INPUT RECORDS
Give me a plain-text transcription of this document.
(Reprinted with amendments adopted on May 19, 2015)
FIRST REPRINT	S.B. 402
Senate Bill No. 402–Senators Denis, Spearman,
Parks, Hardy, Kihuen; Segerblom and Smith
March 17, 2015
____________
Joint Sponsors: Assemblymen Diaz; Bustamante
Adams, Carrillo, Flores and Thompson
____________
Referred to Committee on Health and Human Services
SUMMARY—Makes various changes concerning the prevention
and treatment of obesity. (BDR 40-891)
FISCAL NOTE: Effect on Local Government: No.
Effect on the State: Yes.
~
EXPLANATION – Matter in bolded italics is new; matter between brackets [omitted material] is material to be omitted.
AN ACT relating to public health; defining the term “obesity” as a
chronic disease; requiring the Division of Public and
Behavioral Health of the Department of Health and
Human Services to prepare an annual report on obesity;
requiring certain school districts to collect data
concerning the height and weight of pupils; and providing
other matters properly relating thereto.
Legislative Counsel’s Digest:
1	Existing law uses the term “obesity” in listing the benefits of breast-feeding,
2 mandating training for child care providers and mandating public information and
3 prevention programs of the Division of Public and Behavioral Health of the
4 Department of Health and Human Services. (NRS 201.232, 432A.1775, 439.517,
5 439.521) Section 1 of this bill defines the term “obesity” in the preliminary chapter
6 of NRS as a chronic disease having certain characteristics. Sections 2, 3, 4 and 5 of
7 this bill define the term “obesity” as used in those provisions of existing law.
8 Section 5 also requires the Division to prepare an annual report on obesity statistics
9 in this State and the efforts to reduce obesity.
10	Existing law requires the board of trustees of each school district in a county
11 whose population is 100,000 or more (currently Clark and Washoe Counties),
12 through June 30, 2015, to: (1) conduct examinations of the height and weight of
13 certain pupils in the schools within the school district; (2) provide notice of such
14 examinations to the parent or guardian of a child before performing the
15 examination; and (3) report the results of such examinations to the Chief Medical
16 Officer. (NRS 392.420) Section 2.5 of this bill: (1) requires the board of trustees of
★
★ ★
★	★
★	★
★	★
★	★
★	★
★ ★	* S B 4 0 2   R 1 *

DESCRIPTION OF THE TASK
Word for word, extract all the records.

ANSWER BELOW
Give me a plain-text transcription of this document.
(Reprinted with amendments adopted on May 19, 2015)
FIRST REPRINT	S.B. 402
Senate Bill No. 402–Senators Denis, Spearman,
Parks, Hardy, Kihuen; Segerblom and Smith
March 17, 2015
____________
Joint Sponsors: Assemblymen Diaz; Bustamante
Adams, Carrillo, Flores and Thompson
____________
Referred to Committee on Health and Human Services
SUMMARY—Makes various changes concerning the prevention
and treatment of obesity. (BDR 40-891)
FISCAL NOTE: Effect on Local Government: No.
Effect on the State: Yes.
~
EXPLANATION – Matter in bolded italics is new; matter between brackets [omitted material] is material to be omitted.
AN ACT relating to public health; defining the term “obesity” as a
chronic disease; requiring the Division of Public and
Behavioral Health of the Department of Health and
Human Services to prepare an annual report on obesity;
requiring certain school districts to collect data
concerning the height and weight of pupils; and providing
other matters properly relating thereto.
Legislative Counsel’s Digest:
1	Existing law uses the term “obesity” in listing the benefits of breast-feeding,
2 mandating training for child care providers and mandating public information and
3 prevention programs of the Division of Public and Behavioral Health of the
4 Department of Health and Human Services. (NRS 201.232, 432A.1775, 439.517,
5 439.521) Section 1 of this bill defines the term “obesity” in the preliminary chapter
6 of NRS as a chronic disease having certain characteristics. Sections 2, 3, 4 and 5 of
7 this bill define the term “obesity” as used in those provisions of existing law.
8 Section 5 also requires the Division to prepare an annual report on obesity statistics
9 in this State and the efforts to reduce obesity.
10	Existing law requires the board of trustees of each school district in a county
11 whose population is 100,000 or more (currently Clark and Washoe Counties),
12 through June 30, 2015, to: (1) conduct examinations of the height and weight of
13 certain pupils in the schools within the school district; (2) provide notice of such
14 examinations to the parent or guardian of a child before performing the
15 examination; and (3) report the results of such examinations to the Chief Medical
16 Officer. (NRS 392.420) Section 2.5 of this bill: (1) requires the board of trustees of
★
★ ★
★	★
★	★
★	★
★	★
★	★
★ ★	* S B 4 0 2   R 1 *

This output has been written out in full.